------ Records supplied ------

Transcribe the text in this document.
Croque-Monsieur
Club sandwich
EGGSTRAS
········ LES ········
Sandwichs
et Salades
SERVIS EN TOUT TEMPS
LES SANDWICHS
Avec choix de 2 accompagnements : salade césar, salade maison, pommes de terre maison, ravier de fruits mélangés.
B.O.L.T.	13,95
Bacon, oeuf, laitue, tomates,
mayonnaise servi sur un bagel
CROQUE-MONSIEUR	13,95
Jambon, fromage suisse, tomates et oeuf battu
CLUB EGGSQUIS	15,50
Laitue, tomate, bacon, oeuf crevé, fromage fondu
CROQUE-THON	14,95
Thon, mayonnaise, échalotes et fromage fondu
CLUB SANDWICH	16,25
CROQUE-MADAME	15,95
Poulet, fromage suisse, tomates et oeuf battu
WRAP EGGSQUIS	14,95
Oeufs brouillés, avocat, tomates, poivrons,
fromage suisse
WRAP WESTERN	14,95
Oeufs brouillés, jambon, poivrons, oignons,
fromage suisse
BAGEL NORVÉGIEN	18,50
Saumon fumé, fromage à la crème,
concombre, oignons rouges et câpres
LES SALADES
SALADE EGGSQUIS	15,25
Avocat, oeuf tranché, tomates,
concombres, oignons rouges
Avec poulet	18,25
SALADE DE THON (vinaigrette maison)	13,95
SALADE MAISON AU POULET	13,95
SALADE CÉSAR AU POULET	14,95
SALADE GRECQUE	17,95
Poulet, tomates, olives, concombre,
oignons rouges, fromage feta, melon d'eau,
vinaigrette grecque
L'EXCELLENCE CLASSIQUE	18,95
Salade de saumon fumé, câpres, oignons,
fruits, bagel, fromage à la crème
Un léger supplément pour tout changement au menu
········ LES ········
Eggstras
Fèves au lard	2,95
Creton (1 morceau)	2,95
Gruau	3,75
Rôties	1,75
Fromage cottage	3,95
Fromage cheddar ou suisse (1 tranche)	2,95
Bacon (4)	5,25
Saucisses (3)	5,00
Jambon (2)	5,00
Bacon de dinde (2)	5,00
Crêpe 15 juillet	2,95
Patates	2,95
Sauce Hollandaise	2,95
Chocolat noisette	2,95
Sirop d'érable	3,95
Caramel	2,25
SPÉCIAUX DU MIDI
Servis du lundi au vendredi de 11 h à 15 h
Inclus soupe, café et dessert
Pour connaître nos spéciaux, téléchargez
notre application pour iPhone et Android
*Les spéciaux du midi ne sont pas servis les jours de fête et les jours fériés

------

**Problem:** Copy each line above that contains the word "fondu".

**Task response:**
Laitue, tomate, bacon, oeuf crevé, fromage fondu
Thon, mayonnaise, échalotes et fromage fondu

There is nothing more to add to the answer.